Text segment:
※ ※ ※
Proof of Gradient Dot Product Identity

[DougD720]

Hey guys, this is for my classical E&M class but it's more of a math problem.

Homework Statement

Show: $∇(\vec{A} . \vec{B}) = \vec{B} \times (∇ \times \vec{A}) + (\vec{B} \times ∇)\vec{A} + \vec{A} \times (∇ \times \vec{B}) + (\vec{A} \times ∇)\vec{B}$

Homework Equations

I tried tackling this sucker using cartesian coordinates but that's not the way to go. I believe the way to go is to use Levi-Civita Tensors and Delta Functions (he introduced us to them on the first day of class but I don't understand how to manipulate them):

$\vec{A} . \vec{B} = A_{i}B_{j}δ_{ij}$

$\vec{A} \times \vec{B} = ε_{ijk}A_{j}B_{k}$

The Attempt at a Solution

So I've been at this thing for hours (and this is the second time I've tried posting it my computer got funny after the first time - this is going to be fun to Latex in again :( )

Here's what I've got:

$LHS = ∇(A_{i}B{j}δ_{ij})$

$RHS = (B_{i}A_{j}δ_{ij})∇ - (B_{i}∂_{j}δ_{ij})\vec{A} + (ε_{ijk}B_{j}∂_{k})\vec{A} + (A_{i}B_{j}δ_{ij})∇ - (A_{i}∂_{j}δ_{ij})\vec{B} + (ε_{ijk}A_{j}∂_{k})\vec{B}$

=> $RHS = 2∇(A_{i}B_{j}δ_{ij}) = (ε_{ijk}B_{j}∂_{k} - B_{i}∂_{j}δ_{ij})\vec{A} + (ε_{ijk}A_{j}∂_{k} - A_{i}∂_{j}δ_{ij})\vec{B}$

This is the first part of the problem, the second asks to show another identity but if someone could show me / I could figure out how to solve this one I'd definitely be able to solve the second part. I just don't really get how to work with these Delta Functions and Levi-Civita Tensors.

Thanks!

 

[DougD720]

Just got an email from the Prof. Apparently the HW problem I'm stuck on was written wrong (Dot products in the 2nd and 4th terms instead of Cross products). Hopefully I'll be able to figure it out now. If not I'll let you know.

Thanks

 

[Kreizhn]

Since the cross product is involved (and you're doing EM), I will assume that everything is three dimensional. Let us start with the kronecker delta, since it is easiest. Let $A = (A_1, A_2, A_3), B=(B_1,B_2,B_3)$. By definition, we have that
$$\delta_{ij} = \begin{cases} 1 & i = j \\ 0 & i \neq j \end{cases}$$
and the presence of a double index means that we sum over the indices. Hence when we write $\delta_{ij} A_i B_j$ what we really mean is $\sum_{i=1}^3 \sum_{j=1}^3 \delta_{ij} A_i B_j$. Let us expand this.
※ ※ ※
Data records:
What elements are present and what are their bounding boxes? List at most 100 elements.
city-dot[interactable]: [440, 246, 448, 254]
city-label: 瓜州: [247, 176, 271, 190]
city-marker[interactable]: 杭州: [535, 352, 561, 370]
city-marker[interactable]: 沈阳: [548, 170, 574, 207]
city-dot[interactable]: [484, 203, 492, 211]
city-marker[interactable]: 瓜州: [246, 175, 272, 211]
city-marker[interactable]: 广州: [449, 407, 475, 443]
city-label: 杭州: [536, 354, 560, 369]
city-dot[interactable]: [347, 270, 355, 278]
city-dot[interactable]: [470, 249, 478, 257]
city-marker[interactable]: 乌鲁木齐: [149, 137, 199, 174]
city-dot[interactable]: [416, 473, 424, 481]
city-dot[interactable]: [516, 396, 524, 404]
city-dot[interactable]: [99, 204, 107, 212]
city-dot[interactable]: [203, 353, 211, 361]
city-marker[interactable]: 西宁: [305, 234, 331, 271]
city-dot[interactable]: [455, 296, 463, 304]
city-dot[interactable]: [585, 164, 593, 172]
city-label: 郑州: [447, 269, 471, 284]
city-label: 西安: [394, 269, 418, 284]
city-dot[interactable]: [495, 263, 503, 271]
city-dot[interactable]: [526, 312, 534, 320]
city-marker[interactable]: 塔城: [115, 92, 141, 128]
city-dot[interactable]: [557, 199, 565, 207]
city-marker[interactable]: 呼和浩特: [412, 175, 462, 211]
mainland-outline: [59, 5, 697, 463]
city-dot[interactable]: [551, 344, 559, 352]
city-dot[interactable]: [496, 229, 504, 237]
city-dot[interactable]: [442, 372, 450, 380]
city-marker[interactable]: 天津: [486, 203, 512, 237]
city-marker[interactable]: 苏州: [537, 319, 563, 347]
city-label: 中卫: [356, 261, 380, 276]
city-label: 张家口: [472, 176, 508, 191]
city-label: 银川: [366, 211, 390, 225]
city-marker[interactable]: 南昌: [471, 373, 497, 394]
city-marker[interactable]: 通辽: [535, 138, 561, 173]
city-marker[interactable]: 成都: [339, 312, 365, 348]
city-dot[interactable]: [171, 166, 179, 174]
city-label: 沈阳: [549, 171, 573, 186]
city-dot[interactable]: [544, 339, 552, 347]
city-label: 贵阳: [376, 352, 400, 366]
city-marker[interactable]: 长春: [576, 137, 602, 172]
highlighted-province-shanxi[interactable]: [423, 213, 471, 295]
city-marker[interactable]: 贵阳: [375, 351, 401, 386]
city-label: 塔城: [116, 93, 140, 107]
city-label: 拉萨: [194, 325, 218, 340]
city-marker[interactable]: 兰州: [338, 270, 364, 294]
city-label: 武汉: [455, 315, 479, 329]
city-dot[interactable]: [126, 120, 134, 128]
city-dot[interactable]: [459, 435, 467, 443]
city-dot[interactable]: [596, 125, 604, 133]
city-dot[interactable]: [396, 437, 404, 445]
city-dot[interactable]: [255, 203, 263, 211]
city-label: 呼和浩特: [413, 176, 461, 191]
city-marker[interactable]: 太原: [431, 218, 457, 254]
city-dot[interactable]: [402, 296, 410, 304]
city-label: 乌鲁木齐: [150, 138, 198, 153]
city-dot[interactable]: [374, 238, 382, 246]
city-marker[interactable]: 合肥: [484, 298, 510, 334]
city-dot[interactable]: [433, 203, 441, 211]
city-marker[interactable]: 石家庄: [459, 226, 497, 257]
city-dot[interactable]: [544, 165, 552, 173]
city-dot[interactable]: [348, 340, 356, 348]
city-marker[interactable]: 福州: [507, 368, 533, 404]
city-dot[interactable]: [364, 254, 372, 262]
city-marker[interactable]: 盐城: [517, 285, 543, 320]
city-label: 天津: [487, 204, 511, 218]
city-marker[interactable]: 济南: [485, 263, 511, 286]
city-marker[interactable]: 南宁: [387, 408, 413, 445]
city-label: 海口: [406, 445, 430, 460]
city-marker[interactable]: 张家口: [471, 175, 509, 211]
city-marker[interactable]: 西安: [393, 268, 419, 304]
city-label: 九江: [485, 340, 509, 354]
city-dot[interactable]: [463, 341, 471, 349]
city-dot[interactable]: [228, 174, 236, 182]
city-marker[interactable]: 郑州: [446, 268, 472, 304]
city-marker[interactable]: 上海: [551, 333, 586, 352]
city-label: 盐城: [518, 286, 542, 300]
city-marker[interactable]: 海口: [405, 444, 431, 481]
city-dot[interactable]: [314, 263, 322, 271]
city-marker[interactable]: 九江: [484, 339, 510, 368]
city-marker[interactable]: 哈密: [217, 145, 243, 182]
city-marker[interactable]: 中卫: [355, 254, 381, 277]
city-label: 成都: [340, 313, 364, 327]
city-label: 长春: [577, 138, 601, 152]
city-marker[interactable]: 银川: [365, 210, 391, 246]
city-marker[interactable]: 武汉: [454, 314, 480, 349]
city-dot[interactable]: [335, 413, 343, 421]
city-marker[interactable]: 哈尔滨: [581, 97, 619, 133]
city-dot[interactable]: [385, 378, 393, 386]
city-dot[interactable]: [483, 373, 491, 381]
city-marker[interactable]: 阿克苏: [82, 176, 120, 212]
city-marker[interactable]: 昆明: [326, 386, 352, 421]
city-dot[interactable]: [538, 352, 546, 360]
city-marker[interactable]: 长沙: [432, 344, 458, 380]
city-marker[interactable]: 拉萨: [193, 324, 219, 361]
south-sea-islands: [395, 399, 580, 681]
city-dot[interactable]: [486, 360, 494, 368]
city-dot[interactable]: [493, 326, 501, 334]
※ ※ ※
What is expected:
Reproduce the passage of the gradient identity thread that begins with "Just got an" and runs through "us expand this.".

Solved exercise:
Just got an email from the Prof. Apparently the HW problem I'm stuck on was written wrong (Dot products in the 2nd and 4th terms instead of Cross products). Hopefully I'll be able to figure it out now. If not I'll let you know.

Thanks

 

[Kreizhn]

Since the cross product is involved (and you're doing EM), I will assume that everything is three dimensional. Let us start with the kronecker delta, since it is easiest. Let $A = (A_1, A_2, A_3), B=(B_1,B_2,B_3)$. By definition, we have that
$$\delta_{ij} = \begin{cases} 1 & i = j \\ 0 & i \neq j \end{cases}$$
and the presence of a double index means that we sum over the indices. Hence when we write $\delta_{ij} A_i B_j$ what we really mean is $\sum_{i=1}^3 \sum_{j=1}^3 \delta_{ij} A_i B_j$. Let us expand this.